(WRITTEN REQUEST) Repeat the records exactly. Every line must match.

(Collected data)
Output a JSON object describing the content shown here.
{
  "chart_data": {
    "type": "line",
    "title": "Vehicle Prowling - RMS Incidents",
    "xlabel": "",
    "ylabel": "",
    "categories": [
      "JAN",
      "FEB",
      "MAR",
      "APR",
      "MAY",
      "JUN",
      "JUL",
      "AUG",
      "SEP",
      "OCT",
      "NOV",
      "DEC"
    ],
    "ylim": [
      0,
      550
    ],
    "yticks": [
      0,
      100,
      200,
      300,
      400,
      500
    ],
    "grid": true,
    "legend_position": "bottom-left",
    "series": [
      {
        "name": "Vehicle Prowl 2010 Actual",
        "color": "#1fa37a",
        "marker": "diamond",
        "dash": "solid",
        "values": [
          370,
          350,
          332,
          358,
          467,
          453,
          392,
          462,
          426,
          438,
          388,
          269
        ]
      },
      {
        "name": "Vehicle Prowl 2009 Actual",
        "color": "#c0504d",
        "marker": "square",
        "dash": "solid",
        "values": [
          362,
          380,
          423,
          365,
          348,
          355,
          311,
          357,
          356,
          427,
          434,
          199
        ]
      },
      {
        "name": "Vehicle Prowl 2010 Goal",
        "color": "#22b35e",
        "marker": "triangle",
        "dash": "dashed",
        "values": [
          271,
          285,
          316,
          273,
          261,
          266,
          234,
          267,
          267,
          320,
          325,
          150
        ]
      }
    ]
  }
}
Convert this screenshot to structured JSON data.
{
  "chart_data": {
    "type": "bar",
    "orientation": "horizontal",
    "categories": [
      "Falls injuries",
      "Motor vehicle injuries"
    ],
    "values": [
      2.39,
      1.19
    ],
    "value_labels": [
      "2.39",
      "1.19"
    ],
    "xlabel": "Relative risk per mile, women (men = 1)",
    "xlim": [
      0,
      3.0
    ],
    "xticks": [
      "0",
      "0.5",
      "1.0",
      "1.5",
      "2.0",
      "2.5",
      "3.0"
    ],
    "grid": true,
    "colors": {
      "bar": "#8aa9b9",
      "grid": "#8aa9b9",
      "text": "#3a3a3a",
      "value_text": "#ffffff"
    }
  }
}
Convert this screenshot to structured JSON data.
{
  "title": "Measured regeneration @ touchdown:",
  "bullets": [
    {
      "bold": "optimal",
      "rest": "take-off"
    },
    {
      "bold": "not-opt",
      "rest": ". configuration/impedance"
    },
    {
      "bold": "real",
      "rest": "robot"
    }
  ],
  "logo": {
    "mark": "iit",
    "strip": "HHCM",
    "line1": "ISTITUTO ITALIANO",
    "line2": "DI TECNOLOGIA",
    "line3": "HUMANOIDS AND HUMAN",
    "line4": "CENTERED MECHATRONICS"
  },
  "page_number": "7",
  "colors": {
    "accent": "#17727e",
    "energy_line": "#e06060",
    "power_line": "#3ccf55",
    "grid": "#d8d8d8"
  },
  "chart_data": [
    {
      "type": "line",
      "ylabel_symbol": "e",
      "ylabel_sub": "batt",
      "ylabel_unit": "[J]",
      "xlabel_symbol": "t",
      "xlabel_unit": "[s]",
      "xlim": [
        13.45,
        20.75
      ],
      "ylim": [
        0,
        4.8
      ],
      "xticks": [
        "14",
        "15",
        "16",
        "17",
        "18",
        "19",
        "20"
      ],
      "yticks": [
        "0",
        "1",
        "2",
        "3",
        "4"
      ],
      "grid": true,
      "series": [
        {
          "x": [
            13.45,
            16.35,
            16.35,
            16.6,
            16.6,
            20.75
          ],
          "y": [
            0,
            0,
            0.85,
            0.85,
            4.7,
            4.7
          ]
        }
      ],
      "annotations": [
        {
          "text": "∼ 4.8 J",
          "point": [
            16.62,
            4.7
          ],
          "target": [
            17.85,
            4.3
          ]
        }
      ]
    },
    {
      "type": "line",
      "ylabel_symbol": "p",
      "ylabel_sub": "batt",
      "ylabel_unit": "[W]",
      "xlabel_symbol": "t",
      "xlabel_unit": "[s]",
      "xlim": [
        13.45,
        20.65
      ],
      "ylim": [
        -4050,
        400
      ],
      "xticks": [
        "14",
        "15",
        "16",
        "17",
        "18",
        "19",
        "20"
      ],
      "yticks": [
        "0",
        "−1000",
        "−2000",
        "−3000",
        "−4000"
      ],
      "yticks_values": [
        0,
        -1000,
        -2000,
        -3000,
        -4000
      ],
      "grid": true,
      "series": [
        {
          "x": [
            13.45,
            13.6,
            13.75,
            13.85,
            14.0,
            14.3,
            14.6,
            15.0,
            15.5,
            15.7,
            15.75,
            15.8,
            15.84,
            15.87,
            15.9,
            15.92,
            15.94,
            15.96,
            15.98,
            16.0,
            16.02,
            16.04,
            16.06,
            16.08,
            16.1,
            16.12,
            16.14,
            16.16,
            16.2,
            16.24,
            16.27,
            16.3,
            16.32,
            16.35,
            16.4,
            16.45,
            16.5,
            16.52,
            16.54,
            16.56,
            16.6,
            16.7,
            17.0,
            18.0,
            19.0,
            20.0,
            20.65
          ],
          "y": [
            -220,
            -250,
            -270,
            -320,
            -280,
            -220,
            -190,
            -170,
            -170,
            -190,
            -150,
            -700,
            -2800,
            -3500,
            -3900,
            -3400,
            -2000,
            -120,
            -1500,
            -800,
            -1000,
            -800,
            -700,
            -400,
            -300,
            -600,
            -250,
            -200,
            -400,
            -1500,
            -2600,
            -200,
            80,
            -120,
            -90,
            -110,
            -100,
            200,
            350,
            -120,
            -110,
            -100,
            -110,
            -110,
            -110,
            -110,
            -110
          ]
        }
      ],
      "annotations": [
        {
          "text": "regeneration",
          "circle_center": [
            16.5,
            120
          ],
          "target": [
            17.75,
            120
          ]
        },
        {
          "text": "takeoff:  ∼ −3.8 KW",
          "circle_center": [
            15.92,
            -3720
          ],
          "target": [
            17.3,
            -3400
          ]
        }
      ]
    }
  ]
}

(SOLUTION BELOW)
Output a JSON object describing the content shown here.
{
  "chart_data": {
    "type": "line",
    "title": "Vehicle Prowling - RMS Incidents",
    "xlabel": "",
    "ylabel": "",
    "categories": [
      "JAN",
      "FEB",
      "MAR",
      "APR",
      "MAY",
      "JUN",
      "JUL",
      "AUG",
      "SEP",
      "OCT",
      "NOV",
      "DEC"
    ],
    "ylim": [
      0,
      550
    ],
    "yticks": [
      0,
      100,
      200,
      300,
      400,
      500
    ],
    "grid": true,
    "legend_position": "bottom-left",
    "series": [
      {
        "name": "Vehicle Prowl 2010 Actual",
        "color": "#1fa37a",
        "marker": "diamond",
        "dash": "solid",
        "values": [
          370,
          350,
          332,
          358,
          467,
          453,
          392,
          462,
          426,
          438,
          388,
          269
        ]
      },
      {
        "name": "Vehicle Prowl 2009 Actual",
        "color": "#c0504d",
        "marker": "square",
        "dash": "solid",
        "values": [
          362,
          380,
          423,
          365,
          348,
          355,
          311,
          357,
          356,
          427,
          434,
          199
        ]
      },
      {
        "name": "Vehicle Prowl 2010 Goal",
        "color": "#22b35e",
        "marker": "triangle",
        "dash": "dashed",
        "values": [
          271,
          285,
          316,
          273,
          261,
          266,
          234,
          267,
          267,
          320,
          325,
          150
        ]
      }
    ]
  }
}
Convert this screenshot to structured JSON data.
{
  "chart_data": {
    "type": "bar",
    "orientation": "horizontal",
    "categories": [
      "Falls injuries",
      "Motor vehicle injuries"
    ],
    "values": [
      2.39,
      1.19
    ],
    "value_labels": [
      "2.39",
      "1.19"
    ],
    "xlabel": "Relative risk per mile, women (men = 1)",
    "xlim": [
      0,
      3.0
    ],
    "xticks": [
      "0",
      "0.5",
      "1.0",
      "1.5",
      "2.0",
      "2.5",
      "3.0"
    ],
    "grid": true,
    "colors": {
      "bar": "#8aa9b9",
      "grid": "#8aa9b9",
      "text": "#3a3a3a",
      "value_text": "#ffffff"
    }
  }
}
Convert this screenshot to structured JSON data.
{
  "title": "Measured regeneration @ touchdown:",
  "bullets": [
    {
      "bold": "optimal",
      "rest": "take-off"
    },
    {
      "bold": "not-opt",
      "rest": ". configuration/impedance"
    },
    {
      "bold": "real",
      "rest": "robot"
    }
  ],
  "logo": {
    "mark": "iit",
    "strip": "HHCM",
    "line1": "ISTITUTO ITALIANO",
    "line2": "DI TECNOLOGIA",
    "line3": "HUMANOIDS AND HUMAN",
    "line4": "CENTERED MECHATRONICS"
  },
  "page_number": "7",
  "colors": {
    "accent": "#17727e",
    "energy_line": "#e06060",
    "power_line": "#3ccf55",
    "grid": "#d8d8d8"
  },
  "chart_data": [
    {
      "type": "line",
      "ylabel_symbol": "e",
      "ylabel_sub": "batt",
      "ylabel_unit": "[J]",
      "xlabel_symbol": "t",
      "xlabel_unit": "[s]",
      "xlim": [
        13.45,
        20.75
      ],
      "ylim": [
        0,
        4.8
      ],
      "xticks": [
        "14",
        "15",
        "16",
        "17",
        "18",
        "19",
        "20"
      ],
      "yticks": [
        "0",
        "1",
        "2",
        "3",
        "4"
      ],
      "grid": true,
      "series": [
        {
          "x": [
            13.45,
            16.35,
            16.35,
            16.6,
            16.6,
            20.75
          ],
          "y": [
            0,
            0,
            0.85,
            0.85,
            4.7,
            4.7
          ]
        }
      ],
      "annotations": [
        {
          "text": "∼ 4.8 J",
          "point": [
            16.62,
            4.7
          ],
          "target": [
            17.85,
            4.3
          ]
        }
      ]
    },
    {
      "type": "line",
      "ylabel_symbol": "p",
      "ylabel_sub": "batt",
      "ylabel_unit": "[W]",
      "xlabel_symbol": "t",
      "xlabel_unit": "[s]",
      "xlim": [
        13.45,
        20.65
      ],
      "ylim": [
        -4050,
        400
      ],
      "xticks": [
        "14",
        "15",
        "16",
        "17",
        "18",
        "19",
        "20"
      ],
      "yticks": [
        "0",
        "−1000",
        "−2000",
        "−3000",
        "−4000"
      ],
      "yticks_values": [
        0,
        -1000,
        -2000,
        -3000,
        -4000
      ],
      "grid": true,
      "series": [
        {
          "x": [
            13.45,
            13.6,
            13.75,
            13.85,
            14.0,
            14.3,
            14.6,
            15.0,
            15.5,
            15.7,
            15.75,
            15.8,
            15.84,
            15.87,
            15.9,
            15.92,
            15.94,
            15.96,
            15.98,
            16.0,
            16.02,
            16.04,
            16.06,
            16.08,
            16.1,
            16.12,
            16.14,
            16.16,
            16.2,
            16.24,
            16.27,
            16.3,
            16.32,
            16.35,
            16.4,
            16.45,
            16.5,
            16.52,
            16.54,
            16.56,
            16.6,
            16.7,
            17.0,
            18.0,
            19.0,
            20.0,
            20.65
          ],
          "y": [
            -220,
            -250,
            -270,
            -320,
            -280,
            -220,
            -190,
            -170,
            -170,
            -190,
            -150,
            -700,
            -2800,
            -3500,
            -3900,
            -3400,
            -2000,
            -120,
            -1500,
            -800,
            -1000,
            -800,
            -700,
            -400,
            -300,
            -600,
            -250,
            -200,
            -400,
            -1500,
            -2600,
            -200,
            80,
            -120,
            -90,
            -110,
            -100,
            200,
            350,
            -120,
            -110,
            -100,
            -110,
            -110,
            -110,
            -110,
            -110
          ]
        }
      ],
      "annotations": [
        {
          "text": "regeneration",
          "circle_center": [
            16.5,
            120
          ],
          "target": [
            17.75,
            120
          ]
        },
        {
          "text": "takeoff:  ∼ −3.8 KW",
          "circle_center": [
            15.92,
            -3720
          ],
          "target": [
            17.3,
            -3400
          ]
        }
      ]
    }
  ]
}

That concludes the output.